Reproduce the full listing below unchanged, apart from the pictures.

** start of Records for processing **

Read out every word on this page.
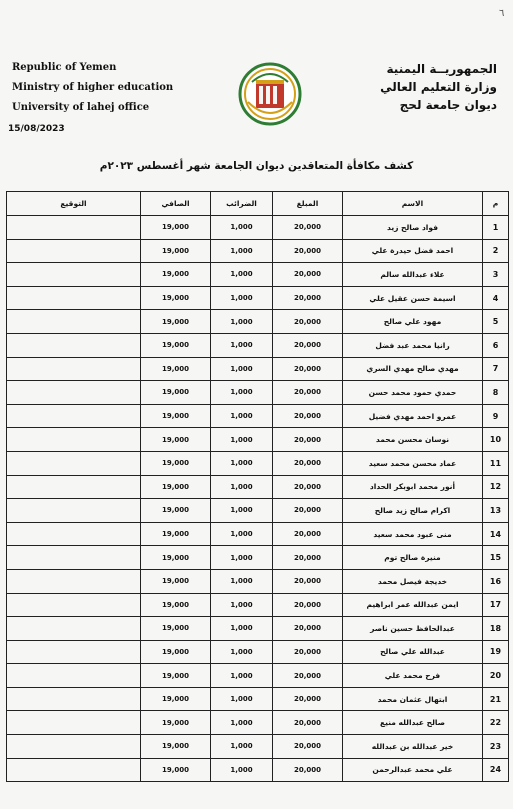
٦
Republic of Yemen
Ministry of higher education
University of lahej office
15/08/2023
الجمهوريــة اليمنية
وزارة التعليم العالي
ديوان جامعة لحج
كشف مكافأة المتعاقدين ديوان الجامعة شهر أغسطس ٢٠٢٣م
م	الاسم	المبلغ	الضرائب	الصافي	التوقيع
1	فواد صالح زيد	20,000	1,000	19,000	
2	احمد فضل حيدرة علي	20,000	1,000	19,000	
3	علاء عبدالله سالم	20,000	1,000	19,000	
4	اسيمة حسن عقيل علي	20,000	1,000	19,000	
5	مهود علي صالح	20,000	1,000	19,000	
6	رانيا محمد عبد فضل	20,000	1,000	19,000	
7	مهدي صالح مهدي السري	20,000	1,000	19,000	
8	حمدي حمود محمد حسن	20,000	1,000	19,000	
9	عمرو احمد مهدي فضيل	20,000	1,000	19,000	
10	نوسان محسن محمد	20,000	1,000	19,000	
11	عماد محسن محمد سعيد	20,000	1,000	19,000	
12	أنور محمد ابوبكر الحداد	20,000	1,000	19,000	
13	اكرام صالح زيد صالح	20,000	1,000	19,000	
14	منى عبود محمد سعيد	20,000	1,000	19,000	
15	منيرة صالح توم	20,000	1,000	19,000	
16	خديجة فيصل محمد	20,000	1,000	19,000	
17	ايمن عبدالله عمر ابراهيم	20,000	1,000	19,000	
18	عبدالحافظ حسين ناصر	20,000	1,000	19,000	
19	عبدالله علي صالح	20,000	1,000	19,000	
20	فرح محمد علي	20,000	1,000	19,000	
21	ابتهال عثمان محمد	20,000	1,000	19,000	
22	صالح عبدالله منيع	20,000	1,000	19,000	
23	خير عبدالله بن عبدالله	20,000	1,000	19,000	
24	علي محمد عبدالرحمن	20,000	1,000	19,000	
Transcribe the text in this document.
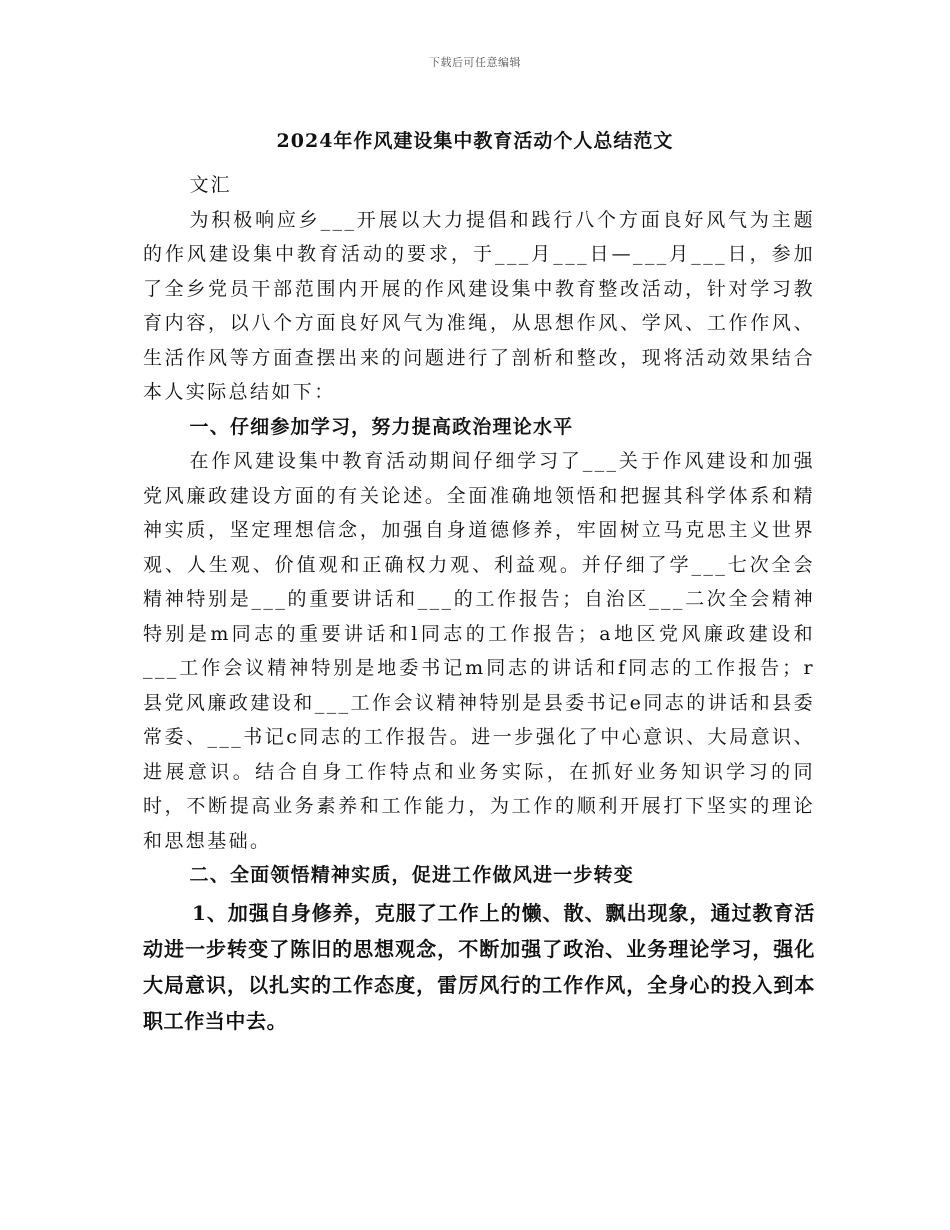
下载后可任意编辑
2024年作风建设集中教育活动个人总结范文

文汇

为积极响应乡___开展以大力提倡和践行八个方面良好风气为主题的作风建设集中教育活动的要求，于___月___日—___月___日，参加了全乡党员干部范围内开展的作风建设集中教育整改活动，针对学习教育内容，以八个方面良好风气为准绳，从思想作风、学风、工作作风、生活作风等方面查摆出来的问题进行了剖析和整改，现将活动效果结合本人实际总结如下：

一、仔细参加学习，努力提高政治理论水平

在作风建设集中教育活动期间仔细学习了___关于作风建设和加强党风廉政建设方面的有关论述。全面准确地领悟和把握其科学体系和精神实质，坚定理想信念，加强自身道德修养，牢固树立马克思主义世界观、人生观、价值观和正确权力观、利益观。并仔细了学___七次全会精神特别是___的重要讲话和___的工作报告；自治区___二次全会精神特别是m同志的重要讲话和l同志的工作报告；a地区党风廉政建设和___工作会议精神特别是地委书记m同志的讲话和f同志的工作报告；r县党风廉政建设和___工作会议精神特别是县委书记e同志的讲话和县委常委、___书记c同志的工作报告。进一步强化了中心意识、大局意识、进展意识。结合自身工作特点和业务实际，在抓好业务知识学习的同时，不断提高业务素养和工作能力，为工作的顺利开展打下坚实的理论和思想基础。

二、全面领悟精神实质，促进工作做风进一步转变

1、加强自身修养，克服了工作上的懒、散、飘出现象，通过教育活动进一步转变了陈旧的思想观念，不断加强了政治、业务理论学习，强化大局意识，以扎实的工作态度，雷厉风行的工作作风，全身心的投入到本职工作当中去。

** end of Records for processing **

Solution to the problem —
Read out every word on this page.
٦
Republic of Yemen
Ministry of higher education
University of lahej office
15/08/2023
الجمهوريــة اليمنية
وزارة التعليم العالي
ديوان جامعة لحج
كشف مكافأة المتعاقدين ديوان الجامعة شهر أغسطس ٢٠٢٣م
م	الاسم	المبلغ	الضرائب	الصافي	التوقيع
1	فواد صالح زيد	20,000	1,000	19,000	
2	احمد فضل حيدرة علي	20,000	1,000	19,000	
3	علاء عبدالله سالم	20,000	1,000	19,000	
4	اسيمة حسن عقيل علي	20,000	1,000	19,000	
5	مهود علي صالح	20,000	1,000	19,000	
6	رانيا محمد عبد فضل	20,000	1,000	19,000	
7	مهدي صالح مهدي السري	20,000	1,000	19,000	
8	حمدي حمود محمد حسن	20,000	1,000	19,000	
9	عمرو احمد مهدي فضيل	20,000	1,000	19,000	
10	نوسان محسن محمد	20,000	1,000	19,000	
11	عماد محسن محمد سعيد	20,000	1,000	19,000	
12	أنور محمد ابوبكر الحداد	20,000	1,000	19,000	
13	اكرام صالح زيد صالح	20,000	1,000	19,000	
14	منى عبود محمد سعيد	20,000	1,000	19,000	
15	منيرة صالح توم	20,000	1,000	19,000	
16	خديجة فيصل محمد	20,000	1,000	19,000	
17	ايمن عبدالله عمر ابراهيم	20,000	1,000	19,000	
18	عبدالحافظ حسين ناصر	20,000	1,000	19,000	
19	عبدالله علي صالح	20,000	1,000	19,000	
20	فرح محمد علي	20,000	1,000	19,000	
21	ابتهال عثمان محمد	20,000	1,000	19,000	
22	صالح عبدالله منيع	20,000	1,000	19,000	
23	خير عبدالله بن عبدالله	20,000	1,000	19,000	
24	علي محمد عبدالرحمن	20,000	1,000	19,000	
Transcribe the text in this document.
下载后可任意编辑
2024年作风建设集中教育活动个人总结范文

文汇

为积极响应乡___开展以大力提倡和践行八个方面良好风气为主题的作风建设集中教育活动的要求，于___月___日—___月___日，参加了全乡党员干部范围内开展的作风建设集中教育整改活动，针对学习教育内容，以八个方面良好风气为准绳，从思想作风、学风、工作作风、生活作风等方面查摆出来的问题进行了剖析和整改，现将活动效果结合本人实际总结如下：

一、仔细参加学习，努力提高政治理论水平

在作风建设集中教育活动期间仔细学习了___关于作风建设和加强党风廉政建设方面的有关论述。全面准确地领悟和把握其科学体系和精神实质，坚定理想信念，加强自身道德修养，牢固树立马克思主义世界观、人生观、价值观和正确权力观、利益观。并仔细了学___七次全会精神特别是___的重要讲话和___的工作报告；自治区___二次全会精神特别是m同志的重要讲话和l同志的工作报告；a地区党风廉政建设和___工作会议精神特别是地委书记m同志的讲话和f同志的工作报告；r县党风廉政建设和___工作会议精神特别是县委书记e同志的讲话和县委常委、___书记c同志的工作报告。进一步强化了中心意识、大局意识、进展意识。结合自身工作特点和业务实际，在抓好业务知识学习的同时，不断提高业务素养和工作能力，为工作的顺利开展打下坚实的理论和思想基础。

二、全面领悟精神实质，促进工作做风进一步转变

1、加强自身修养，克服了工作上的懒、散、飘出现象，通过教育活动进一步转变了陈旧的思想观念，不断加强了政治、业务理论学习，强化大局意识，以扎实的工作态度，雷厉风行的工作作风，全身心的投入到本职工作当中去。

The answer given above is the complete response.